**Exercise goal:**
Copy out every line in which the string "reviewer" occurs.

**Source records:**

»»

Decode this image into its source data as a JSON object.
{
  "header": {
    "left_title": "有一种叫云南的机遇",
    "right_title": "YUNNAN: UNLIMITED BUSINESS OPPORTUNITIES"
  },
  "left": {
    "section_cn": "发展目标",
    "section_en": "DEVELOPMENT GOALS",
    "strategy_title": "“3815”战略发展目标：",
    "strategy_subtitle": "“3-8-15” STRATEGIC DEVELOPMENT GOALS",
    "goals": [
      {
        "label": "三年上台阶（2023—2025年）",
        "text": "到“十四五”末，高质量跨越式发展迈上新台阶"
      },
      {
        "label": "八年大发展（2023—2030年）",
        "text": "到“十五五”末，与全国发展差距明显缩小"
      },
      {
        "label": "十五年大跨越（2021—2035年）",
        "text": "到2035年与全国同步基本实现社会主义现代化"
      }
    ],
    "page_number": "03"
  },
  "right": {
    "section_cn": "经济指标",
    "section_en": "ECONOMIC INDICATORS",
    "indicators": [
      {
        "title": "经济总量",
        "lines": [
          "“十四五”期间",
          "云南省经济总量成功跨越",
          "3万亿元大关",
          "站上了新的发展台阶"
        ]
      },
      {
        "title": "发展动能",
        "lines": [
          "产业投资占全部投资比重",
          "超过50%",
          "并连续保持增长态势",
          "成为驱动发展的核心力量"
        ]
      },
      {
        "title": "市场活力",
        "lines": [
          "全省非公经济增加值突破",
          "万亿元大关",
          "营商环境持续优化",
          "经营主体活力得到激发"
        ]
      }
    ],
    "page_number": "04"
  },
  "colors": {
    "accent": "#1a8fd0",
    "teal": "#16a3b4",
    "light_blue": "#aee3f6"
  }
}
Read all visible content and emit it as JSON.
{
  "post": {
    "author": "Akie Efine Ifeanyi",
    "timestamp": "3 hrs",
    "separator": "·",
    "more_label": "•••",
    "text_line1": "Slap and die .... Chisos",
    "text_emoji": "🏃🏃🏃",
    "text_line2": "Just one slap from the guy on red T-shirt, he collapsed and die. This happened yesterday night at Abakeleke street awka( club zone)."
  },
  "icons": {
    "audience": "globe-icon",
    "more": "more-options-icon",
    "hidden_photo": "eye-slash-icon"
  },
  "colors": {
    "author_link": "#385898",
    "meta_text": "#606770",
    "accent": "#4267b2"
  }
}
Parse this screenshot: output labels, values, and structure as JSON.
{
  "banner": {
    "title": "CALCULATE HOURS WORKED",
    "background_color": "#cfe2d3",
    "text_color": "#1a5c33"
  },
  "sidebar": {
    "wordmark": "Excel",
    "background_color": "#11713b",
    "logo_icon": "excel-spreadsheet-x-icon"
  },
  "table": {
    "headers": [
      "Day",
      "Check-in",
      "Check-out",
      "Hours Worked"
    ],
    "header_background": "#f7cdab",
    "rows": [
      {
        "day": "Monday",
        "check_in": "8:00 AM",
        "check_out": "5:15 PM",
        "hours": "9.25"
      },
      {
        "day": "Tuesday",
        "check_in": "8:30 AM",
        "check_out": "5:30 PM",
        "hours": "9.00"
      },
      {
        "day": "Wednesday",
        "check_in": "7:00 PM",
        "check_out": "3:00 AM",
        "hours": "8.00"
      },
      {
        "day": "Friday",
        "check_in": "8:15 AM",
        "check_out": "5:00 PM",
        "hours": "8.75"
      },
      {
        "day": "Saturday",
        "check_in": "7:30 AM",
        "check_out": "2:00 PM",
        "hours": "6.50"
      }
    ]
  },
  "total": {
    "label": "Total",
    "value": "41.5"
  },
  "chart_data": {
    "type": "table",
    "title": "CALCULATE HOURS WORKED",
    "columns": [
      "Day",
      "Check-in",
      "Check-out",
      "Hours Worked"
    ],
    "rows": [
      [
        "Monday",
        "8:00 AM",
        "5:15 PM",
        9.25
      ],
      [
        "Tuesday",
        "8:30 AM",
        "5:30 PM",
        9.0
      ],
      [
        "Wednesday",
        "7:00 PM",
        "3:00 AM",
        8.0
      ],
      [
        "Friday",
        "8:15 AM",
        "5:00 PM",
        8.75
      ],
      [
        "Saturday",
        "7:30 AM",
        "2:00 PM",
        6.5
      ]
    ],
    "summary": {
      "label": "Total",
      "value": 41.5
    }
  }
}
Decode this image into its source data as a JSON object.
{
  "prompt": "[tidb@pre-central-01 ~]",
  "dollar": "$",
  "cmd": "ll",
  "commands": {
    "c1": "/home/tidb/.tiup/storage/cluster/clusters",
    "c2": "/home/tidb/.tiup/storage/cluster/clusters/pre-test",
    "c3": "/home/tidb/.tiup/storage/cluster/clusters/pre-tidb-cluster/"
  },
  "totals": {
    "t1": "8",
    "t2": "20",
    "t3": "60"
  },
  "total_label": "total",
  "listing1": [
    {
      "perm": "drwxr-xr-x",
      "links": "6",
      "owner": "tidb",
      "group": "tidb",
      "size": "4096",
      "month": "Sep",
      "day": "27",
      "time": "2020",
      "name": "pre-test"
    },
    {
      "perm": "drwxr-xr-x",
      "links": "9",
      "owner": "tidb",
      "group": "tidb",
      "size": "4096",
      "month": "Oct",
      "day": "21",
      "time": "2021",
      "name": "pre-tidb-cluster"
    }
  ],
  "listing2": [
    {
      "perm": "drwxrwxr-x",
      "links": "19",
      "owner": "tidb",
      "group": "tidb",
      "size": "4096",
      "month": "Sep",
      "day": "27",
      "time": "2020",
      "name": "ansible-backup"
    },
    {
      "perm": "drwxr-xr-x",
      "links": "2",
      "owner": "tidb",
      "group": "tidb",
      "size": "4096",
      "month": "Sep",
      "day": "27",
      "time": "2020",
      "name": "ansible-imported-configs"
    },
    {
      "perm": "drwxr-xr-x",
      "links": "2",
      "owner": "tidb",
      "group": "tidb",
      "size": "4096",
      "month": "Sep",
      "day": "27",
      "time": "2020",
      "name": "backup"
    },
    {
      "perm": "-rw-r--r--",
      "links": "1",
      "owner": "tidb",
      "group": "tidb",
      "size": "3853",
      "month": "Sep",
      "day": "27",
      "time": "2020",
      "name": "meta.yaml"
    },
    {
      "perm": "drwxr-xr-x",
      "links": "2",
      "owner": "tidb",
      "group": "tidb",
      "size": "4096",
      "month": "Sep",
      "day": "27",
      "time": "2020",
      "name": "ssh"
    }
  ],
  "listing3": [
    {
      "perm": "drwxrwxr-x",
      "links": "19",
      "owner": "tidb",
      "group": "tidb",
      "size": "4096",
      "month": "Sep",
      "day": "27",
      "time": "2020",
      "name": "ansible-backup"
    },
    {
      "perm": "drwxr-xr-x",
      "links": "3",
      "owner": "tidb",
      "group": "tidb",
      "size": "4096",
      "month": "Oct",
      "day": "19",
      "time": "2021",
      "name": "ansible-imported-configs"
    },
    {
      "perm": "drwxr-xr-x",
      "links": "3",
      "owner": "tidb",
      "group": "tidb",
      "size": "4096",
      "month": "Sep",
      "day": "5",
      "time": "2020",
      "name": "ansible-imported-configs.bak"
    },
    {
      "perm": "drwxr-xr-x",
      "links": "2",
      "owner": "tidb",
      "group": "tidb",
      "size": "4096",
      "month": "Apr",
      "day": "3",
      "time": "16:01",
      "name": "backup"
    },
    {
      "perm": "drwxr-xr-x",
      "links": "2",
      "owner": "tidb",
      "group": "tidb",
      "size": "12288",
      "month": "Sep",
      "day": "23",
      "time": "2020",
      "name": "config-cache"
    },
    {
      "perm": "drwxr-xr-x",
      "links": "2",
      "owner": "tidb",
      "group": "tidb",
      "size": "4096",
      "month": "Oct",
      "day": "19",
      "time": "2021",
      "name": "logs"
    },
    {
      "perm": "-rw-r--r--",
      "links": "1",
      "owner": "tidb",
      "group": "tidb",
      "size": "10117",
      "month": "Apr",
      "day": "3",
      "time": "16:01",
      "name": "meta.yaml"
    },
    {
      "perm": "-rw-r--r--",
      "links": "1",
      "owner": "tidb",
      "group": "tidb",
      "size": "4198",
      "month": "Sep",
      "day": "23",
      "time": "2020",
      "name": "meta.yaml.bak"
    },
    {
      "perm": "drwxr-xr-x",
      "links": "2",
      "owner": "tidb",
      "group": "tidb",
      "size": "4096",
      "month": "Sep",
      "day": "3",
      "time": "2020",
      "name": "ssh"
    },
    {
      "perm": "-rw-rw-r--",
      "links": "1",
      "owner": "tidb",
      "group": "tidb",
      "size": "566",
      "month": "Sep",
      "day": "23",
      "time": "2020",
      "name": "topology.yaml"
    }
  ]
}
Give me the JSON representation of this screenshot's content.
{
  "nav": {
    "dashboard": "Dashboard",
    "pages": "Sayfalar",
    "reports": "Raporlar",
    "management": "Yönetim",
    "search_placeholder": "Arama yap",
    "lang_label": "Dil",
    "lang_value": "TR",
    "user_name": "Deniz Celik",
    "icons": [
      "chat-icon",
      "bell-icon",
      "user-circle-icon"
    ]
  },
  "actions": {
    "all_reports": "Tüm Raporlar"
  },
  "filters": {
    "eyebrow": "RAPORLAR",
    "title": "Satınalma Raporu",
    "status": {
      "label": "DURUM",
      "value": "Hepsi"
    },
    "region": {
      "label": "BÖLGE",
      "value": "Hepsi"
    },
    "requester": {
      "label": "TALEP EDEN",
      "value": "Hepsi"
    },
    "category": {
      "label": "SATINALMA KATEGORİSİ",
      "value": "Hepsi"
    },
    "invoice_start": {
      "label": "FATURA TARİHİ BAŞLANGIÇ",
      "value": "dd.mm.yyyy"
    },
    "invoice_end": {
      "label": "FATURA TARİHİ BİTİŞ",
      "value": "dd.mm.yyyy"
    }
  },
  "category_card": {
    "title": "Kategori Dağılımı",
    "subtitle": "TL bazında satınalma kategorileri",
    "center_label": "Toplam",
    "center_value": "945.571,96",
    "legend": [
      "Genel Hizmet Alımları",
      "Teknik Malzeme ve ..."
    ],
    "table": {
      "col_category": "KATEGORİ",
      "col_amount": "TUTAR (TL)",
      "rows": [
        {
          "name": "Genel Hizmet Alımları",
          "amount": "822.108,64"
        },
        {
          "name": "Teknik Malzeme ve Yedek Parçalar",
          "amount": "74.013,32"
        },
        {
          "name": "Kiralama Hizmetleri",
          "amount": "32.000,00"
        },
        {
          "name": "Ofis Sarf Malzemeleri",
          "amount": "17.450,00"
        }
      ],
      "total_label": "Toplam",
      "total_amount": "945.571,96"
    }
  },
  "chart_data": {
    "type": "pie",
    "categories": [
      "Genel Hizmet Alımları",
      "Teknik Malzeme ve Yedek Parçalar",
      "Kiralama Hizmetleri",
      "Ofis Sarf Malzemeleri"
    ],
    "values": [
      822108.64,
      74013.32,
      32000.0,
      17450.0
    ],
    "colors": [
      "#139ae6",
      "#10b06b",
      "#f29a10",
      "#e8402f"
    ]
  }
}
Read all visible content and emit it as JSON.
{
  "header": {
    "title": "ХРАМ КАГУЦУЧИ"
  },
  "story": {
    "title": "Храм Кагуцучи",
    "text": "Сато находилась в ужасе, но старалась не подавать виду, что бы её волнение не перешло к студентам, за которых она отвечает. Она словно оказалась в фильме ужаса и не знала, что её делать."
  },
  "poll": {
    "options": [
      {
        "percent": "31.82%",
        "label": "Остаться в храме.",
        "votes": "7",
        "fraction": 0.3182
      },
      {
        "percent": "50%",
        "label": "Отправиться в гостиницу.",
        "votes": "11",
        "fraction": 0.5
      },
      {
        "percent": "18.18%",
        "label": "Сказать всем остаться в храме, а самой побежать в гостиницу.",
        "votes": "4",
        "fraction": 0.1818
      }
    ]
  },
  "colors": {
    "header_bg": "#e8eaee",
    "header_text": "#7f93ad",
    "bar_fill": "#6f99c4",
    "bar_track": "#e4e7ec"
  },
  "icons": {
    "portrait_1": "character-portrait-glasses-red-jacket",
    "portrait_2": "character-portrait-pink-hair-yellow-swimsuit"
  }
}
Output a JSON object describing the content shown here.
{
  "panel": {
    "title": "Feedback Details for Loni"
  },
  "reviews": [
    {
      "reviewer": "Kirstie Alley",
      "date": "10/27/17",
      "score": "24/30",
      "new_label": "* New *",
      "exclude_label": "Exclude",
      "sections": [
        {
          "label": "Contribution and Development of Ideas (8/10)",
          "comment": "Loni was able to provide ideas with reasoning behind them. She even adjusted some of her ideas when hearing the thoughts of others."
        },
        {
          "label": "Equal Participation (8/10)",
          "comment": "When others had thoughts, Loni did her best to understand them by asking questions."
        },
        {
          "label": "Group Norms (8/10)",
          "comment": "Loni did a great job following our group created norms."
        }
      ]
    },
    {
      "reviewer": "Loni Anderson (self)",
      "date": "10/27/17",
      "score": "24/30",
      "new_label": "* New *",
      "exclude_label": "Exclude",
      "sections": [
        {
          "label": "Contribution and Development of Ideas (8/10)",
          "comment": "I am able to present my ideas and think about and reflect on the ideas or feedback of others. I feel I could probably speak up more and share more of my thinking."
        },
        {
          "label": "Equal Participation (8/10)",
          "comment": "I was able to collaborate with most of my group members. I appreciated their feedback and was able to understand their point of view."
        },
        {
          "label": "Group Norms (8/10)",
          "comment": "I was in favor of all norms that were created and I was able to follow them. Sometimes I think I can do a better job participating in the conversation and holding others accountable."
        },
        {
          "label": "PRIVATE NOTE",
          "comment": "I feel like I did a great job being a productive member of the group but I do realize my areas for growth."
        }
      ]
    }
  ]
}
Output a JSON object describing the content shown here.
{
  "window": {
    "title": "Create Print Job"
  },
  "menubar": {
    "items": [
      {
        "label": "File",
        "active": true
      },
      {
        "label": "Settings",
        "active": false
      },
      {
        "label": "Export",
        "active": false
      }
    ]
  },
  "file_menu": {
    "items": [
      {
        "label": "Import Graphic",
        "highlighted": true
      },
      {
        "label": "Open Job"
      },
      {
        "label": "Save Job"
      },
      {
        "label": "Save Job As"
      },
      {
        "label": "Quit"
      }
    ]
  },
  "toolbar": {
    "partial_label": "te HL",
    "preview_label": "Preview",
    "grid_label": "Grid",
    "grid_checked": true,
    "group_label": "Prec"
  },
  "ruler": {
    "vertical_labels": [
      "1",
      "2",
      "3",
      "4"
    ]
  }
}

««

**Result of this task:**
      "reviewer": "Kirstie Alley",
      "reviewer": "Loni Anderson (self)",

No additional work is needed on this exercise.